[Direction]
Make an exact copy of the listing below.

[Given information]

....................

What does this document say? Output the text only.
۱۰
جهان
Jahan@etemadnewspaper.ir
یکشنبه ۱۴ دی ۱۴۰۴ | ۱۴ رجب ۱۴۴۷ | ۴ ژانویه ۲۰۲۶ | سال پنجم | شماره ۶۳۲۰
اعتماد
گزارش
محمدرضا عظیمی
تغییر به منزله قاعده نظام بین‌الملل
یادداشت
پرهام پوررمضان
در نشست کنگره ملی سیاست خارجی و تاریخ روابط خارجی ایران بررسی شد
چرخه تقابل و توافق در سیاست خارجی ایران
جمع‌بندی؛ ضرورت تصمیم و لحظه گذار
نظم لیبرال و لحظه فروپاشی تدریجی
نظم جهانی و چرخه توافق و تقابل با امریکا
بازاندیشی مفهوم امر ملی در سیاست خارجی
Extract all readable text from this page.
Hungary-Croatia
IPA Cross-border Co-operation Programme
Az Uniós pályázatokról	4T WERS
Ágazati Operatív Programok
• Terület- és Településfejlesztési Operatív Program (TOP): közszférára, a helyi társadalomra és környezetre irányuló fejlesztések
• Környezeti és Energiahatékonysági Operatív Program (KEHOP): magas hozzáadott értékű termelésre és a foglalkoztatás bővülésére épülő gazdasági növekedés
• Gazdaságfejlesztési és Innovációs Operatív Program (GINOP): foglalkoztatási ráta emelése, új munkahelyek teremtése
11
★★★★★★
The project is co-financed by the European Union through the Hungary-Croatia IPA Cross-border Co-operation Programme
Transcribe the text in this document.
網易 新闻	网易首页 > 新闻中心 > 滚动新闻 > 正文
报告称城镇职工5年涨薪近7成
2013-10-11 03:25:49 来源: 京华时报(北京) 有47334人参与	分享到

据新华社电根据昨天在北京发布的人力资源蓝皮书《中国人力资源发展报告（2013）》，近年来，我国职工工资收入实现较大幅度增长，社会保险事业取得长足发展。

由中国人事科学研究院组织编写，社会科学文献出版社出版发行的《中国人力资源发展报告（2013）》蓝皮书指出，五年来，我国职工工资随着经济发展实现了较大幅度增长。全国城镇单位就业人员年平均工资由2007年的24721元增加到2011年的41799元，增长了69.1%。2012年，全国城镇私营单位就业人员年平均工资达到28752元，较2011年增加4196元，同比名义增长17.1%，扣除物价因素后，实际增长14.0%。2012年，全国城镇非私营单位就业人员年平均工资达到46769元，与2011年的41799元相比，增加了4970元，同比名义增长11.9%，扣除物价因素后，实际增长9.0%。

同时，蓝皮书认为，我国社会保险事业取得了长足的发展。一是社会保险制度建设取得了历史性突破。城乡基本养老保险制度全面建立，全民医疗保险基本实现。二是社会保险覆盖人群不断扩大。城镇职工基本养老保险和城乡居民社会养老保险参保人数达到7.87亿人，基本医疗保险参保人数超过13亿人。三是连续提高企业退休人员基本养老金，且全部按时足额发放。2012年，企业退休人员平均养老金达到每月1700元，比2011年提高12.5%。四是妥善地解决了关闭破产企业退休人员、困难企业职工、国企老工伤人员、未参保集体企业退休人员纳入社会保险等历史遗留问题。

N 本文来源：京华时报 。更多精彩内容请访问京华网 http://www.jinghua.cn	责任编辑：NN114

....................

[The solution]
What does this document say? Output the text only.
۱۰
جهان
Jahan@etemadnewspaper.ir
یکشنبه ۱۴ دی ۱۴۰۴ | ۱۴ رجب ۱۴۴۷ | ۴ ژانویه ۲۰۲۶ | سال پنجم | شماره ۶۳۲۰
اعتماد
گزارش
محمدرضا عظیمی
تغییر به منزله قاعده نظام بین‌الملل
یادداشت
پرهام پوررمضان
در نشست کنگره ملی سیاست خارجی و تاریخ روابط خارجی ایران بررسی شد
چرخه تقابل و توافق در سیاست خارجی ایران
جمع‌بندی؛ ضرورت تصمیم و لحظه گذار
نظم لیبرال و لحظه فروپاشی تدریجی
نظم جهانی و چرخه توافق و تقابل با امریکا
بازاندیشی مفهوم امر ملی در سیاست خارجی
Extract all readable text from this page.
Hungary-Croatia
IPA Cross-border Co-operation Programme
Az Uniós pályázatokról	4T WERS
Ágazati Operatív Programok
• Terület- és Településfejlesztési Operatív Program (TOP): közszférára, a helyi társadalomra és környezetre irányuló fejlesztések
• Környezeti és Energiahatékonysági Operatív Program (KEHOP): magas hozzáadott értékű termelésre és a foglalkoztatás bővülésére épülő gazdasági növekedés
• Gazdaságfejlesztési és Innovációs Operatív Program (GINOP): foglalkoztatási ráta emelése, új munkahelyek teremtése
11
★★★★★★
The project is co-financed by the European Union through the Hungary-Croatia IPA Cross-border Co-operation Programme
Transcribe the text in this document.
網易 新闻	网易首页 > 新闻中心 > 滚动新闻 > 正文
报告称城镇职工5年涨薪近7成
2013-10-11 03:25:49 来源: 京华时报(北京) 有47334人参与	分享到

据新华社电根据昨天在北京发布的人力资源蓝皮书《中国人力资源发展报告（2013）》，近年来，我国职工工资收入实现较大幅度增长，社会保险事业取得长足发展。

由中国人事科学研究院组织编写，社会科学文献出版社出版发行的《中国人力资源发展报告（2013）》蓝皮书指出，五年来，我国职工工资随着经济发展实现了较大幅度增长。全国城镇单位就业人员年平均工资由2007年的24721元增加到2011年的41799元，增长了69.1%。2012年，全国城镇私营单位就业人员年平均工资达到28752元，较2011年增加4196元，同比名义增长17.1%，扣除物价因素后，实际增长14.0%。2012年，全国城镇非私营单位就业人员年平均工资达到46769元，与2011年的41799元相比，增加了4970元，同比名义增长11.9%，扣除物价因素后，实际增长9.0%。

同时，蓝皮书认为，我国社会保险事业取得了长足的发展。一是社会保险制度建设取得了历史性突破。城乡基本养老保险制度全面建立，全民医疗保险基本实现。二是社会保险覆盖人群不断扩大。城镇职工基本养老保险和城乡居民社会养老保险参保人数达到7.87亿人，基本医疗保险参保人数超过13亿人。三是连续提高企业退休人员基本养老金，且全部按时足额发放。2012年，企业退休人员平均养老金达到每月1700元，比2011年提高12.5%。四是妥善地解决了关闭破产企业退休人员、困难企业职工、国企老工伤人员、未参保集体企业退休人员纳入社会保险等历史遗留问题。

N 本文来源：京华时报 。更多精彩内容请访问京华网 http://www.jinghua.cn	责任编辑：NN114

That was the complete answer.